■ What the task asks:
Show every line below where "ylabel" can be found.

-- Begin Data for processing --

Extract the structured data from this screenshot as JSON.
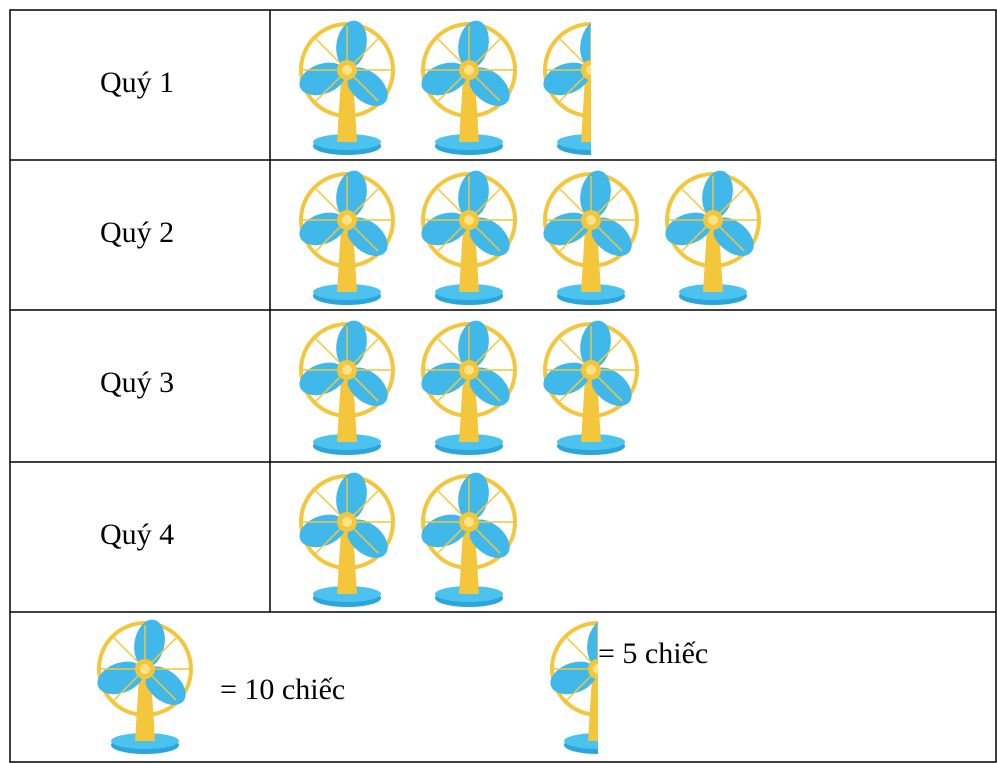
{
  "table": {
    "rows": [
      {
        "label": "Quý 1",
        "icons": 2.5
      },
      {
        "label": "Quý 2",
        "icons": 4
      },
      {
        "label": "Quý 3",
        "icons": 3
      },
      {
        "label": "Quý 4",
        "icons": 2
      }
    ]
  },
  "legend": [
    {
      "icons": 1,
      "text": "= 10 chiếc"
    },
    {
      "icons": 0.5,
      "text": "= 5 chiếc"
    }
  ]
}
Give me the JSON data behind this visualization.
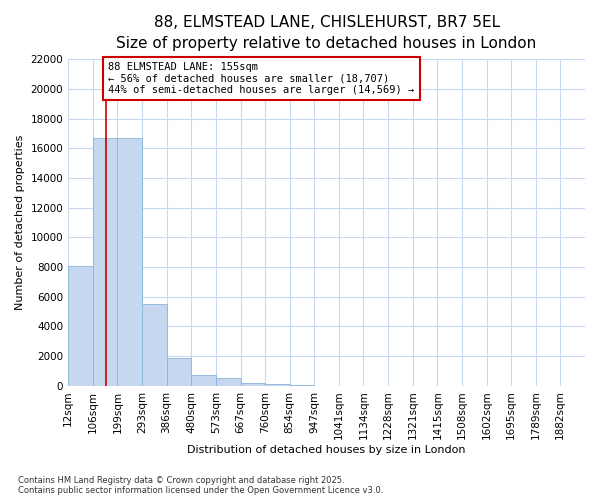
{
  "title_line1": "88, ELMSTEAD LANE, CHISLEHURST, BR7 5EL",
  "title_line2": "Size of property relative to detached houses in London",
  "xlabel": "Distribution of detached houses by size in London",
  "ylabel": "Number of detached properties",
  "annotation_title": "88 ELMSTEAD LANE: 155sqm",
  "annotation_line2": "← 56% of detached houses are smaller (18,707)",
  "annotation_line3": "44% of semi-detached houses are larger (14,569) →",
  "vline_x": 155,
  "categories": [
    "12sqm",
    "106sqm",
    "199sqm",
    "293sqm",
    "386sqm",
    "480sqm",
    "573sqm",
    "667sqm",
    "760sqm",
    "854sqm",
    "947sqm",
    "1041sqm",
    "1134sqm",
    "1228sqm",
    "1321sqm",
    "1415sqm",
    "1508sqm",
    "1602sqm",
    "1695sqm",
    "1789sqm",
    "1882sqm"
  ],
  "bin_edges": [
    12,
    106,
    199,
    293,
    386,
    480,
    573,
    667,
    760,
    854,
    947,
    1041,
    1134,
    1228,
    1321,
    1415,
    1508,
    1602,
    1695,
    1789,
    1882
  ],
  "bin_width": 94,
  "values": [
    8100,
    16700,
    16700,
    5500,
    1900,
    750,
    500,
    200,
    100,
    50,
    15,
    8,
    4,
    2,
    1,
    1,
    0,
    0,
    0,
    0,
    0
  ],
  "bar_color": "#c5d8f0",
  "bar_edge_color": "#8ab4d8",
  "vline_color": "#cc0000",
  "annotation_box_color": "#cc0000",
  "background_color": "#ffffff",
  "grid_color": "#c8d8f0",
  "ylim": [
    0,
    22000
  ],
  "yticks": [
    0,
    2000,
    4000,
    6000,
    8000,
    10000,
    12000,
    14000,
    16000,
    18000,
    20000,
    22000
  ],
  "footer_line1": "Contains HM Land Registry data © Crown copyright and database right 2025.",
  "footer_line2": "Contains public sector information licensed under the Open Government Licence v3.0.",
  "title_fontsize": 11,
  "subtitle_fontsize": 10,
  "axis_label_fontsize": 8,
  "tick_fontsize": 7.5,
  "footer_fontsize": 6,
  "annotation_fontsize": 7.5
}
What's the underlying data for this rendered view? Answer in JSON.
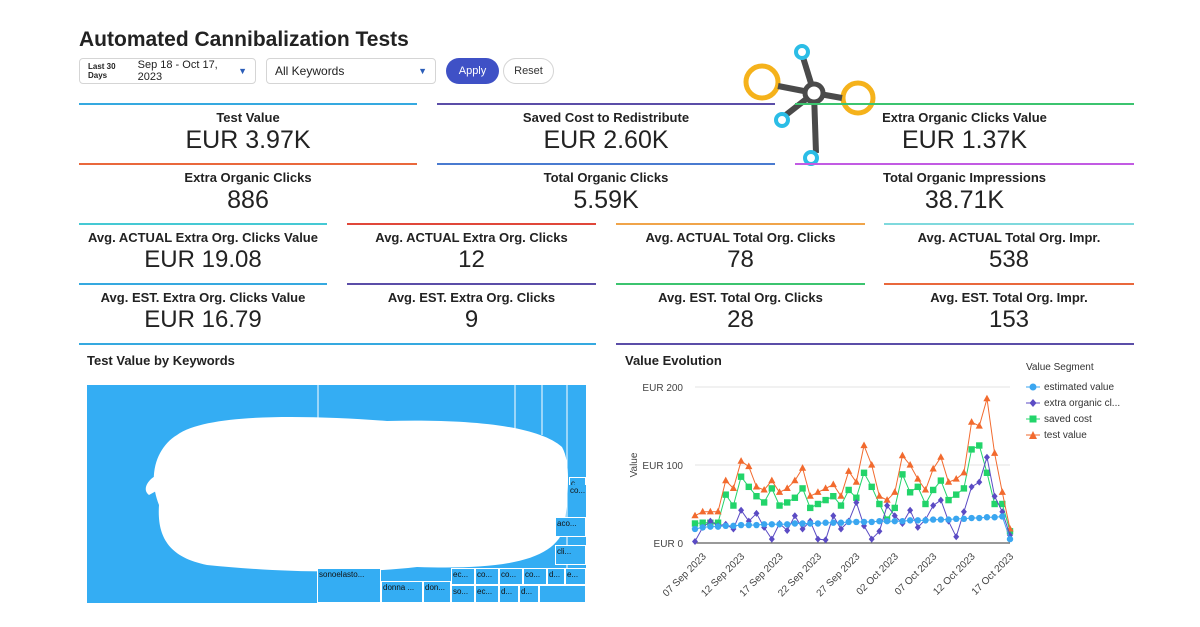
{
  "header": {
    "title": "Automated Cannibalization Tests",
    "date_prefix": "Last 30 Days",
    "date_range": "Sep 18 - Oct 17, 2023",
    "keyword_filter": "All Keywords",
    "apply_label": "Apply",
    "reset_label": "Reset"
  },
  "kpis": [
    {
      "label": "Test Value",
      "value": "EUR 3.97K",
      "color": "#35a9e0"
    },
    {
      "label": "Saved Cost to Redistribute",
      "value": "EUR 2.60K",
      "color": "#5b4ea8"
    },
    {
      "label": "Extra Organic Clicks Value",
      "value": "EUR 1.37K",
      "color": "#3cc46f"
    },
    {
      "label": "Extra Organic Clicks",
      "value": "886",
      "color": "#e9683c"
    },
    {
      "label": "Total Organic Clicks",
      "value": "5.59K",
      "color": "#4a7bd0"
    },
    {
      "label": "Total Organic Impressions",
      "value": "38.71K",
      "color": "#c25be3"
    },
    {
      "label": "Avg. ACTUAL Extra Org. Clicks Value",
      "value": "EUR 19.08",
      "color": "#45c9d4"
    },
    {
      "label": "Avg. ACTUAL Extra Org. Clicks",
      "value": "12",
      "color": "#e0473a"
    },
    {
      "label": "Avg. ACTUAL Total Org. Clicks",
      "value": "78",
      "color": "#f0a44a"
    },
    {
      "label": "Avg. ACTUAL Total Org. Impr.",
      "value": "538",
      "color": "#7fd9dd"
    },
    {
      "label": "Avg. EST. Extra Org. Clicks Value",
      "value": "EUR 16.79",
      "color": "#35a9e0"
    },
    {
      "label": "Avg. EST. Extra Org. Clicks",
      "value": "9",
      "color": "#5b4ea8"
    },
    {
      "label": "Avg. EST. Total Org. Clicks",
      "value": "28",
      "color": "#3cc46f"
    },
    {
      "label": "Avg. EST. Total Org. Impr.",
      "value": "153",
      "color": "#e9683c"
    }
  ],
  "treemap": {
    "title": "Test Value by Keywords",
    "labels": [
      "sonoelasto...",
      "donna ...",
      "don...",
      "ec...",
      "co...",
      "co...",
      "co...",
      "d...",
      "e...",
      "so...",
      "ec...",
      "d...",
      "d...",
      "aco...",
      "cli...",
      "c...",
      "co..."
    ],
    "color": "#34adf3"
  },
  "chart_data": {
    "type": "line",
    "title": "Value Evolution",
    "xlabel": "",
    "ylabel": "Value",
    "ylim": [
      0,
      200
    ],
    "yticks": [
      "EUR 0",
      "EUR 100",
      "EUR 200"
    ],
    "x_tick_labels": [
      "07 Sep 2023",
      "12 Sep 2023",
      "17 Sep 2023",
      "22 Sep 2023",
      "27 Sep 2023",
      "02 Oct 2023",
      "07 Oct 2023",
      "12 Oct 2023",
      "17 Oct 2023"
    ],
    "legend_title": "Value Segment",
    "legend_position": "right",
    "x": [
      "06 Sep",
      "07 Sep",
      "08 Sep",
      "09 Sep",
      "10 Sep",
      "11 Sep",
      "12 Sep",
      "13 Sep",
      "14 Sep",
      "15 Sep",
      "16 Sep",
      "17 Sep",
      "18 Sep",
      "19 Sep",
      "20 Sep",
      "21 Sep",
      "22 Sep",
      "23 Sep",
      "24 Sep",
      "25 Sep",
      "26 Sep",
      "27 Sep",
      "28 Sep",
      "29 Sep",
      "30 Sep",
      "01 Oct",
      "02 Oct",
      "03 Oct",
      "04 Oct",
      "05 Oct",
      "06 Oct",
      "07 Oct",
      "08 Oct",
      "09 Oct",
      "10 Oct",
      "11 Oct",
      "12 Oct",
      "13 Oct",
      "14 Oct",
      "15 Oct",
      "16 Oct",
      "17 Oct"
    ],
    "series": [
      {
        "name": "estimated value",
        "color": "#3aa6f0",
        "marker": "circle",
        "values": [
          18,
          20,
          21,
          21,
          22,
          22,
          23,
          23,
          23,
          24,
          24,
          24,
          24,
          25,
          25,
          25,
          25,
          26,
          26,
          26,
          27,
          27,
          27,
          27,
          28,
          28,
          28,
          28,
          29,
          29,
          29,
          30,
          30,
          30,
          31,
          31,
          32,
          32,
          33,
          33,
          34,
          5
        ]
      },
      {
        "name": "extra organic cl...",
        "color": "#5b4bc4",
        "marker": "diamond",
        "values": [
          2,
          20,
          28,
          22,
          24,
          18,
          42,
          28,
          38,
          20,
          5,
          25,
          16,
          35,
          18,
          28,
          5,
          4,
          35,
          18,
          28,
          52,
          22,
          5,
          15,
          48,
          35,
          25,
          42,
          20,
          30,
          48,
          55,
          28,
          8,
          40,
          72,
          78,
          110,
          60,
          40,
          10
        ]
      },
      {
        "name": "saved cost",
        "color": "#22d46a",
        "marker": "square",
        "values": [
          25,
          26,
          26,
          26,
          62,
          48,
          85,
          72,
          60,
          52,
          70,
          48,
          52,
          58,
          70,
          45,
          50,
          55,
          60,
          48,
          68,
          58,
          90,
          72,
          50,
          30,
          45,
          88,
          65,
          72,
          50,
          68,
          80,
          55,
          62,
          70,
          120,
          125,
          90,
          50,
          50,
          15
        ]
      },
      {
        "name": "test value",
        "color": "#f26a2e",
        "marker": "triangle",
        "values": [
          35,
          40,
          40,
          40,
          80,
          70,
          105,
          98,
          72,
          68,
          80,
          65,
          70,
          80,
          96,
          60,
          65,
          70,
          75,
          60,
          92,
          78,
          125,
          100,
          60,
          55,
          65,
          112,
          100,
          82,
          68,
          95,
          110,
          78,
          82,
          90,
          155,
          150,
          185,
          115,
          65,
          18
        ]
      }
    ]
  }
}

-- End Data for processing --

■ Task answer:
  "ylabel": "Number of detached properties",
    "ylabel": "Value",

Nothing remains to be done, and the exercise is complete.